GIVEN PROBLEM — Return every record verbatim.

— Begin DATA TO USE —

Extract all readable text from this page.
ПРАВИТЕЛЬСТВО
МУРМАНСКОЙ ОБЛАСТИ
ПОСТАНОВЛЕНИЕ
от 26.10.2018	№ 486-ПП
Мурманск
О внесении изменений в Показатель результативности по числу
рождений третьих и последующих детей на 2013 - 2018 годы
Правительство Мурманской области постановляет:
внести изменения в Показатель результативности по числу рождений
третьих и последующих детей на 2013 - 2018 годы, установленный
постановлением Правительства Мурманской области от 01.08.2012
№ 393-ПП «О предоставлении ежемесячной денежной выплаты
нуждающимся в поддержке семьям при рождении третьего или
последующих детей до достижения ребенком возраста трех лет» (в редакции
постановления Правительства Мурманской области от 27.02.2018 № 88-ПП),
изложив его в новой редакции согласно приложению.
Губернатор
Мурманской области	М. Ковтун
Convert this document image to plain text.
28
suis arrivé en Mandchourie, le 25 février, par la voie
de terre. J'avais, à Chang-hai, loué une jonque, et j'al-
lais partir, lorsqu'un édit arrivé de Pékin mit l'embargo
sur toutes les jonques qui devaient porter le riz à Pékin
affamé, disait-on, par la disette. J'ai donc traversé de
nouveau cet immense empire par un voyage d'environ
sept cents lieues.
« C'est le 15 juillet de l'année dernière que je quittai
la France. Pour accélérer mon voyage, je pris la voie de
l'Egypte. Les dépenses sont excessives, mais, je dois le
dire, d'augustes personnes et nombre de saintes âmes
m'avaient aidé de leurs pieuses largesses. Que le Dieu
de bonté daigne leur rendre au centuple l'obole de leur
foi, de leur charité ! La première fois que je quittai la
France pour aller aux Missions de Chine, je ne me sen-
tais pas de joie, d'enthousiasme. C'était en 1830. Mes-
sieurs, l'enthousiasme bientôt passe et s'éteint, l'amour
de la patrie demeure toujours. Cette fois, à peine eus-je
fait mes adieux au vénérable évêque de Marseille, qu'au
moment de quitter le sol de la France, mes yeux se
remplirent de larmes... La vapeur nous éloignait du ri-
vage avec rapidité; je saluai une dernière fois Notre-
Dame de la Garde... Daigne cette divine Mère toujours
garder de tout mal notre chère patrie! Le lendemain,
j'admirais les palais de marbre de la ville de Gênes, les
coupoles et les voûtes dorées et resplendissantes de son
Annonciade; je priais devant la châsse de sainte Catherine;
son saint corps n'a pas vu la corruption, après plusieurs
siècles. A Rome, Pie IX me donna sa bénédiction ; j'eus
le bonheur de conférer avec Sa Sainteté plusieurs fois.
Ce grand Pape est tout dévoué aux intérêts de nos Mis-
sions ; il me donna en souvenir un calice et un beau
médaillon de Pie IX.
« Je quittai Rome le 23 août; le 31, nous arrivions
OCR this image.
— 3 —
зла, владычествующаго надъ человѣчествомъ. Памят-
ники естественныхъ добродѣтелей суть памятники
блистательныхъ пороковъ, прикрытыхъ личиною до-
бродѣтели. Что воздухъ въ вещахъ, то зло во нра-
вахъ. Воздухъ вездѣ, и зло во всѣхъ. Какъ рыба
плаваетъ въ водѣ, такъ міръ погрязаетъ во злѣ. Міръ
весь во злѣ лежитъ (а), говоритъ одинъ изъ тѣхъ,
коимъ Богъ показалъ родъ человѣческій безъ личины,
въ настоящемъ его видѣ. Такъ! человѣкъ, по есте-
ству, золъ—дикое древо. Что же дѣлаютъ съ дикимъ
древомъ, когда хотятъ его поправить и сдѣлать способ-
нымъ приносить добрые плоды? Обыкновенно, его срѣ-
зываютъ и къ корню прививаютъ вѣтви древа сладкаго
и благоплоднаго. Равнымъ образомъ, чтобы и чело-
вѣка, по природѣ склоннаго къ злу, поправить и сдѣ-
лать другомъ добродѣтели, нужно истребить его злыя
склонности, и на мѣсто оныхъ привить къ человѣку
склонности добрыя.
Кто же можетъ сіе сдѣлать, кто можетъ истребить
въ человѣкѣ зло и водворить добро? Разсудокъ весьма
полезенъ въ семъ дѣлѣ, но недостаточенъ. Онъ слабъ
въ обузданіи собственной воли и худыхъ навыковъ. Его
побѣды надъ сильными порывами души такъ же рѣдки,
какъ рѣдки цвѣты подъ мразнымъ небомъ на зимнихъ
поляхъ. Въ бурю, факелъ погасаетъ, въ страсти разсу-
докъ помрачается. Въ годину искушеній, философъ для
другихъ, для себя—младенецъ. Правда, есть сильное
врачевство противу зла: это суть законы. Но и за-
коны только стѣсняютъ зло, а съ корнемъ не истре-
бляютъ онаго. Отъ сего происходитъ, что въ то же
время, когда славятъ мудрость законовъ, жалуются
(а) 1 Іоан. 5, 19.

— End DATA TO USE —

SOLUTION FOR THIS TASK —
Extract all readable text from this page.
ПРАВИТЕЛЬСТВО
МУРМАНСКОЙ ОБЛАСТИ
ПОСТАНОВЛЕНИЕ
от 26.10.2018	№ 486-ПП
Мурманск
О внесении изменений в Показатель результативности по числу
рождений третьих и последующих детей на 2013 - 2018 годы
Правительство Мурманской области постановляет:
внести изменения в Показатель результативности по числу рождений
третьих и последующих детей на 2013 - 2018 годы, установленный
постановлением Правительства Мурманской области от 01.08.2012
№ 393-ПП «О предоставлении ежемесячной денежной выплаты
нуждающимся в поддержке семьям при рождении третьего или
последующих детей до достижения ребенком возраста трех лет» (в редакции
постановления Правительства Мурманской области от 27.02.2018 № 88-ПП),
изложив его в новой редакции согласно приложению.
Губернатор
Мурманской области	М. Ковтун
Convert this document image to plain text.
28
suis arrivé en Mandchourie, le 25 février, par la voie
de terre. J'avais, à Chang-hai, loué une jonque, et j'al-
lais partir, lorsqu'un édit arrivé de Pékin mit l'embargo
sur toutes les jonques qui devaient porter le riz à Pékin
affamé, disait-on, par la disette. J'ai donc traversé de
nouveau cet immense empire par un voyage d'environ
sept cents lieues.
« C'est le 15 juillet de l'année dernière que je quittai
la France. Pour accélérer mon voyage, je pris la voie de
l'Egypte. Les dépenses sont excessives, mais, je dois le
dire, d'augustes personnes et nombre de saintes âmes
m'avaient aidé de leurs pieuses largesses. Que le Dieu
de bonté daigne leur rendre au centuple l'obole de leur
foi, de leur charité ! La première fois que je quittai la
France pour aller aux Missions de Chine, je ne me sen-
tais pas de joie, d'enthousiasme. C'était en 1830. Mes-
sieurs, l'enthousiasme bientôt passe et s'éteint, l'amour
de la patrie demeure toujours. Cette fois, à peine eus-je
fait mes adieux au vénérable évêque de Marseille, qu'au
moment de quitter le sol de la France, mes yeux se
remplirent de larmes... La vapeur nous éloignait du ri-
vage avec rapidité; je saluai une dernière fois Notre-
Dame de la Garde... Daigne cette divine Mère toujours
garder de tout mal notre chère patrie! Le lendemain,
j'admirais les palais de marbre de la ville de Gênes, les
coupoles et les voûtes dorées et resplendissantes de son
Annonciade; je priais devant la châsse de sainte Catherine;
son saint corps n'a pas vu la corruption, après plusieurs
siècles. A Rome, Pie IX me donna sa bénédiction ; j'eus
le bonheur de conférer avec Sa Sainteté plusieurs fois.
Ce grand Pape est tout dévoué aux intérêts de nos Mis-
sions ; il me donna en souvenir un calice et un beau
médaillon de Pie IX.
« Je quittai Rome le 23 août; le 31, nous arrivions
OCR this image.
— 3 —
зла, владычествующаго надъ человѣчествомъ. Памят-
ники естественныхъ добродѣтелей суть памятники
блистательныхъ пороковъ, прикрытыхъ личиною до-
бродѣтели. Что воздухъ въ вещахъ, то зло во нра-
вахъ. Воздухъ вездѣ, и зло во всѣхъ. Какъ рыба
плаваетъ въ водѣ, такъ міръ погрязаетъ во злѣ. Міръ
весь во злѣ лежитъ (а), говоритъ одинъ изъ тѣхъ,
коимъ Богъ показалъ родъ человѣческій безъ личины,
въ настоящемъ его видѣ. Такъ! человѣкъ, по есте-
ству, золъ—дикое древо. Что же дѣлаютъ съ дикимъ
древомъ, когда хотятъ его поправить и сдѣлать способ-
нымъ приносить добрые плоды? Обыкновенно, его срѣ-
зываютъ и къ корню прививаютъ вѣтви древа сладкаго
и благоплоднаго. Равнымъ образомъ, чтобы и чело-
вѣка, по природѣ склоннаго къ злу, поправить и сдѣ-
лать другомъ добродѣтели, нужно истребить его злыя
склонности, и на мѣсто оныхъ привить къ человѣку
склонности добрыя.
Кто же можетъ сіе сдѣлать, кто можетъ истребить
въ человѣкѣ зло и водворить добро? Разсудокъ весьма
полезенъ въ семъ дѣлѣ, но недостаточенъ. Онъ слабъ
въ обузданіи собственной воли и худыхъ навыковъ. Его
побѣды надъ сильными порывами души такъ же рѣдки,
какъ рѣдки цвѣты подъ мразнымъ небомъ на зимнихъ
поляхъ. Въ бурю, факелъ погасаетъ, въ страсти разсу-
докъ помрачается. Въ годину искушеній, философъ для
другихъ, для себя—младенецъ. Правда, есть сильное
врачевство противу зла: это суть законы. Но и за-
коны только стѣсняютъ зло, а съ корнемъ не истре-
бляютъ онаго. Отъ сего происходитъ, что въ то же
время, когда славятъ мудрость законовъ, жалуются
(а) 1 Іоан. 5, 19.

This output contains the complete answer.